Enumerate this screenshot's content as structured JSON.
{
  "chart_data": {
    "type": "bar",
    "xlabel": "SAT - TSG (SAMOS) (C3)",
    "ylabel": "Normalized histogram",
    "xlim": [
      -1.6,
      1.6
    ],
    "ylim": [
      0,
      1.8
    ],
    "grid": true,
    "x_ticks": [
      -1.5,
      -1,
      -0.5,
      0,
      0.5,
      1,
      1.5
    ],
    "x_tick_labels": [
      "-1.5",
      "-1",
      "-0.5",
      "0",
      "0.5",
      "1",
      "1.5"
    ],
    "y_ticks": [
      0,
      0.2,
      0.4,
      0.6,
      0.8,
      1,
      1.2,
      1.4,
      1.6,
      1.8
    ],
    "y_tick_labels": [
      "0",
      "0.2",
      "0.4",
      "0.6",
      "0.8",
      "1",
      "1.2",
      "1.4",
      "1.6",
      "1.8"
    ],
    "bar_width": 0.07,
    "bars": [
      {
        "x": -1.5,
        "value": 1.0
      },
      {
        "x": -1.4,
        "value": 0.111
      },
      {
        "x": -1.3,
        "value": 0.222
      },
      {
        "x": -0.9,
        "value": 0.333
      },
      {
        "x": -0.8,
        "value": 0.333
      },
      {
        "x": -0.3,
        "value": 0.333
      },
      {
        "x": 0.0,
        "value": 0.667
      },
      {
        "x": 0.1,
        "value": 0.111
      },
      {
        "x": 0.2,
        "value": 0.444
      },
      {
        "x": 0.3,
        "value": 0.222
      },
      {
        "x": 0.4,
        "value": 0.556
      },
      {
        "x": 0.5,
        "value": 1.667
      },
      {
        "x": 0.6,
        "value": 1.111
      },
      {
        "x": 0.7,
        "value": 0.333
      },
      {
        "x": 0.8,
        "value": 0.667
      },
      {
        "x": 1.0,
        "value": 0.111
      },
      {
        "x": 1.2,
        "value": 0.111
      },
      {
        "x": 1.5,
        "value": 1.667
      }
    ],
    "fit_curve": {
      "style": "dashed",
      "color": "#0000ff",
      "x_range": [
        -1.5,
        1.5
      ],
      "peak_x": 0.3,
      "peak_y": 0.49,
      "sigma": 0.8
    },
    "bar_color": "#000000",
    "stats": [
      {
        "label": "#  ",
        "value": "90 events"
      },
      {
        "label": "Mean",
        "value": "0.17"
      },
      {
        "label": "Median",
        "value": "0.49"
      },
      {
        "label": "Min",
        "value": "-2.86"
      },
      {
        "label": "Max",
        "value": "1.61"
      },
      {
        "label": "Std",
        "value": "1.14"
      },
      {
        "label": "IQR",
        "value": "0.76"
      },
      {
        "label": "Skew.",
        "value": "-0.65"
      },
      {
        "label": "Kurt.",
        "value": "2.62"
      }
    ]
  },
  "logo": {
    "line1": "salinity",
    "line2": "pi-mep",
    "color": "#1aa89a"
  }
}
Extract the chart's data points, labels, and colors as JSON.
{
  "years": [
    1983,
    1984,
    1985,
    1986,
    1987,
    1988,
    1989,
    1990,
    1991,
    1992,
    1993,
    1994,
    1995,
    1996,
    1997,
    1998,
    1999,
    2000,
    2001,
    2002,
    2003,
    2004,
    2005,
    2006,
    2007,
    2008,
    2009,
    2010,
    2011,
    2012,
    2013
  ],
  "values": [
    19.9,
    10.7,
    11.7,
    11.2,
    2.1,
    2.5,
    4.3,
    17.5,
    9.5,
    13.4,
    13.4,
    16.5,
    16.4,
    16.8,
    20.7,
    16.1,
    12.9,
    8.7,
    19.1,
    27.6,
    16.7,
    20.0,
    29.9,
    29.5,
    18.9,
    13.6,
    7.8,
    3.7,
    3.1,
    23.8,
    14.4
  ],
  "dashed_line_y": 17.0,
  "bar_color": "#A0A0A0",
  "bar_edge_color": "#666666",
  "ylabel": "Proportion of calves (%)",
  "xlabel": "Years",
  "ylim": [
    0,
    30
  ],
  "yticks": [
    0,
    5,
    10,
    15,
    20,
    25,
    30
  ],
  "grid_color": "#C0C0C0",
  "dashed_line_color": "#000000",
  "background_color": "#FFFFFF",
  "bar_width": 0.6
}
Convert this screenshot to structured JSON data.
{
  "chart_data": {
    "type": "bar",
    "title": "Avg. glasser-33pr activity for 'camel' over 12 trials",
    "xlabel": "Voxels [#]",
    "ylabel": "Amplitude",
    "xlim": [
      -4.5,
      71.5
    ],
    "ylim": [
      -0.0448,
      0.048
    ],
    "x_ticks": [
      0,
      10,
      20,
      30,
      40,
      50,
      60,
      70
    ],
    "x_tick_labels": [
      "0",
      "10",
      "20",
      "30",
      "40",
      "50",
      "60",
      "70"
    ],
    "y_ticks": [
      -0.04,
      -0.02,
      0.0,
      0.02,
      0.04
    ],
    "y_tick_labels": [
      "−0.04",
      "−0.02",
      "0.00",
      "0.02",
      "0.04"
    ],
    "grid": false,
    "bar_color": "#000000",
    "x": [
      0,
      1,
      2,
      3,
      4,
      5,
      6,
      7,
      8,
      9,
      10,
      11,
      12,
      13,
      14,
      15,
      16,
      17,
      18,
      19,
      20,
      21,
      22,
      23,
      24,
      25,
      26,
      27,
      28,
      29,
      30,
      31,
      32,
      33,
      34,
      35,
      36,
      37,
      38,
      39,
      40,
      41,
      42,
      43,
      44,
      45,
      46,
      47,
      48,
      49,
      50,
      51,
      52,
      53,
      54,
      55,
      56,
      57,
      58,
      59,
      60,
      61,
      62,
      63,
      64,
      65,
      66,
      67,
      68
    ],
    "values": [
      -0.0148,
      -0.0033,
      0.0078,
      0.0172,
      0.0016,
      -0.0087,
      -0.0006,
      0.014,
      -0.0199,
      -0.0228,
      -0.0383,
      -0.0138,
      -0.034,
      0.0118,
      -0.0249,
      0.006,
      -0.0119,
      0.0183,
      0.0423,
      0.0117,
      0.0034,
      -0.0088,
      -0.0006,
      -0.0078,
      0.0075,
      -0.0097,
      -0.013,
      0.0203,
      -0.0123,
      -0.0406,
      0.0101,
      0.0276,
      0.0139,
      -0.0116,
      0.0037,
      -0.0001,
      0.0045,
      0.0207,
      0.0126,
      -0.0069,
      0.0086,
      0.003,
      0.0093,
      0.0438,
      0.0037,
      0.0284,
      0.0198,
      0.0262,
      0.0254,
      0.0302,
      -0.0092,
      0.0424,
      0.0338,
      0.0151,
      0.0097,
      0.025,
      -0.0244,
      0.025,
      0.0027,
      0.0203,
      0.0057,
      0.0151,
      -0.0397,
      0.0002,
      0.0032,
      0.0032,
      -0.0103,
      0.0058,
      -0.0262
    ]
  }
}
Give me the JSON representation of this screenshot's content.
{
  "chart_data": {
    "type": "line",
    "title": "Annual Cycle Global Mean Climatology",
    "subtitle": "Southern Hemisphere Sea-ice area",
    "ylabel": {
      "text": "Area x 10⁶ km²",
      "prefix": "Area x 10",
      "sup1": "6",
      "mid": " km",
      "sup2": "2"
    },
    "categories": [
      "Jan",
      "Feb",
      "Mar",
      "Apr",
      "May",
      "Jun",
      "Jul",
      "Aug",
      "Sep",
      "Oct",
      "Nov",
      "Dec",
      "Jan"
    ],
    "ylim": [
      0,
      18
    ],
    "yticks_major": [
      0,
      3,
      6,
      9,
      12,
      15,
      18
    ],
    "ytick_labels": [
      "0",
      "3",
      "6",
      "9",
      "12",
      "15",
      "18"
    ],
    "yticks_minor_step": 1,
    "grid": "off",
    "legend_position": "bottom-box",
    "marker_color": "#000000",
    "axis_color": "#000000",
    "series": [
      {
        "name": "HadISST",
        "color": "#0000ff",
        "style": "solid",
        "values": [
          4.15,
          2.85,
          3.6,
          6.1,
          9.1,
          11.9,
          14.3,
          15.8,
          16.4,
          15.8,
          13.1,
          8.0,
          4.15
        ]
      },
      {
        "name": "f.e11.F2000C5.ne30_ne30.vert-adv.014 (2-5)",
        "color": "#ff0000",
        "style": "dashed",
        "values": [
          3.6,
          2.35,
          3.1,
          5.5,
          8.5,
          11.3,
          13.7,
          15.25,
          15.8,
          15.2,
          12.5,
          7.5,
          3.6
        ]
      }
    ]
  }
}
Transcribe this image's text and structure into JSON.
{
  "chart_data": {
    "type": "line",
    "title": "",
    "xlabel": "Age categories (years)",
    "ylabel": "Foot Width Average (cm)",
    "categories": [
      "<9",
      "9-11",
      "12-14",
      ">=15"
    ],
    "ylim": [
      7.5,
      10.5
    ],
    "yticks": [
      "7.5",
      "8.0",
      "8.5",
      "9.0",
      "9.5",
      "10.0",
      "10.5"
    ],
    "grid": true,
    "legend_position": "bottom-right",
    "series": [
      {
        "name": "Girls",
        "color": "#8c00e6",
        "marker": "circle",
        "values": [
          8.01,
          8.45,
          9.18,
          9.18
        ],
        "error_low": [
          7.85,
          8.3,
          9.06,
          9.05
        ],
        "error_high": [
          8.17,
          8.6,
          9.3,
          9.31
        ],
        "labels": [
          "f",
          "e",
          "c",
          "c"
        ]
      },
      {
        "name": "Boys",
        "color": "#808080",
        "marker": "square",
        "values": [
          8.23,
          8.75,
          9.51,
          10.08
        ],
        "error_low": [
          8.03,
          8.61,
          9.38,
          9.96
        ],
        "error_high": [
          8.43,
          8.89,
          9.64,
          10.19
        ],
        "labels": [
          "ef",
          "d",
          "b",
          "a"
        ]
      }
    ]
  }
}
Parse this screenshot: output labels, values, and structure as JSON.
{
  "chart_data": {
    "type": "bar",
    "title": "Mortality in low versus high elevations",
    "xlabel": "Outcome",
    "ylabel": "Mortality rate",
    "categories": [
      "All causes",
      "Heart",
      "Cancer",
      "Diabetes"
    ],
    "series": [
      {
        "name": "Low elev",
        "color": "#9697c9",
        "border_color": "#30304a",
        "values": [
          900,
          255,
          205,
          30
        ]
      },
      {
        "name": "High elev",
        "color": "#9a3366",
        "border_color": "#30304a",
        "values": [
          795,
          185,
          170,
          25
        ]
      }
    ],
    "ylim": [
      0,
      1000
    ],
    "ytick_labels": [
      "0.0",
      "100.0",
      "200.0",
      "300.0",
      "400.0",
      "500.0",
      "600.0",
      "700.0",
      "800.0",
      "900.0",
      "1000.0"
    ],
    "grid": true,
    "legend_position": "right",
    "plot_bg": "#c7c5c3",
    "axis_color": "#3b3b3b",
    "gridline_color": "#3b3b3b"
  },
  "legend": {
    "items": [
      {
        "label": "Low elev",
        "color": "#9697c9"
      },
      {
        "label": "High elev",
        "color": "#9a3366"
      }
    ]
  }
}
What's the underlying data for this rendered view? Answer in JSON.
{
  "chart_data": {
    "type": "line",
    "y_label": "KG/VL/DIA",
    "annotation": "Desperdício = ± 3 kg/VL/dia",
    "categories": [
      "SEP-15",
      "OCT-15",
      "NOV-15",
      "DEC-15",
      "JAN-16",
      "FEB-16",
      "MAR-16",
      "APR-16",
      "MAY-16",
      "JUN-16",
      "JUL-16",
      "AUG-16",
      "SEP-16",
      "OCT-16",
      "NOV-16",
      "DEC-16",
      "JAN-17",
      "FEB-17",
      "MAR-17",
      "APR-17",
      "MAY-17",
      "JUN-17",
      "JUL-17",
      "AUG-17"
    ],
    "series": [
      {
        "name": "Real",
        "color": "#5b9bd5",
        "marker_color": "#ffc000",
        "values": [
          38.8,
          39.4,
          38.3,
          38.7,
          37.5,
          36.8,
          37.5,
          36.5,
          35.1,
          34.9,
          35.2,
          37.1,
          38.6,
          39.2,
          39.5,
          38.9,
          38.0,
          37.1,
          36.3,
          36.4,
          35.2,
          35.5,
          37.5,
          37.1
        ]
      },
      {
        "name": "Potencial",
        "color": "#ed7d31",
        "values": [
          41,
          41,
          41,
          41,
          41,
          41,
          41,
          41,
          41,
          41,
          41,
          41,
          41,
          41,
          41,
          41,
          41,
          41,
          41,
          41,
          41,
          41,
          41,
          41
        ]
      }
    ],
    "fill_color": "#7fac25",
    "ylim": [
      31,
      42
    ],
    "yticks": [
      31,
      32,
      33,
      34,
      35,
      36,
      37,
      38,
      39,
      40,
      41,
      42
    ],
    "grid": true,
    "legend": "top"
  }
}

⁂

▸ **Brief**: Collect each line holding the string "style".

▸ **Result**:
      "style": "dashed",
        "style": "solid",
        "style": "dashed",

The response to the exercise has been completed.